↓
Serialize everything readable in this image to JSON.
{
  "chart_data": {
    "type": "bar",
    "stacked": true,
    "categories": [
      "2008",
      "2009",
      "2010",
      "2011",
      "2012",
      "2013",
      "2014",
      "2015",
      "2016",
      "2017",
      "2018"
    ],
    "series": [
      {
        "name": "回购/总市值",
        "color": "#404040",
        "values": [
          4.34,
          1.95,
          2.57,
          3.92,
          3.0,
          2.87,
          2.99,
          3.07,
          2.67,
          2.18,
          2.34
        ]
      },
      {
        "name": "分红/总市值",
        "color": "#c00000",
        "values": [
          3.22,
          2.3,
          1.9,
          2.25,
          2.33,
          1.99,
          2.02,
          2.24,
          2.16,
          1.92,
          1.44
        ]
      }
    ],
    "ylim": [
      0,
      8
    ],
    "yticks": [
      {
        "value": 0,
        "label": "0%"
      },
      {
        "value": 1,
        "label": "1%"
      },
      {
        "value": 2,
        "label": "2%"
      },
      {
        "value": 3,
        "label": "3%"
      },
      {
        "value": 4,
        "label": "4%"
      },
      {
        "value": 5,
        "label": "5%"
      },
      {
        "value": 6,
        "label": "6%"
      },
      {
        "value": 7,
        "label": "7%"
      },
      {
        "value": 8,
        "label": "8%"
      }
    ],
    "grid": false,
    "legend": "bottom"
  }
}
↑
Each entry above is to be set down again in exactly the same words.

Serialize everything readable in this image to JSON.
{
  "chart_data": {
    "type": "bar",
    "stacked": true,
    "categories": [
      "2008",
      "2009",
      "2010",
      "2011",
      "2012",
      "2013",
      "2014",
      "2015",
      "2016",
      "2017",
      "2018"
    ],
    "series": [
      {
        "name": "回购/总市值",
        "color": "#404040",
        "values": [
          4.34,
          1.95,
          2.57,
          3.92,
          3.0,
          2.87,
          2.99,
          3.07,
          2.67,
          2.18,
          2.34
        ]
      },
      {
        "name": "分红/总市值",
        "color": "#c00000",
        "values": [
          3.22,
          2.3,
          1.9,
          2.25,
          2.33,
          1.99,
          2.02,
          2.24,
          2.16,
          1.92,
          1.44
        ]
      }
    ],
    "ylim": [
      0,
      8
    ],
    "yticks": [
      {
        "value": 0,
        "label": "0%"
      },
      {
        "value": 1,
        "label": "1%"
      },
      {
        "value": 2,
        "label": "2%"
      },
      {
        "value": 3,
        "label": "3%"
      },
      {
        "value": 4,
        "label": "4%"
      },
      {
        "value": 5,
        "label": "5%"
      },
      {
        "value": 6,
        "label": "6%"
      },
      {
        "value": 7,
        "label": "7%"
      },
      {
        "value": 8,
        "label": "8%"
      }
    ],
    "grid": false,
    "legend": "bottom"
  }
}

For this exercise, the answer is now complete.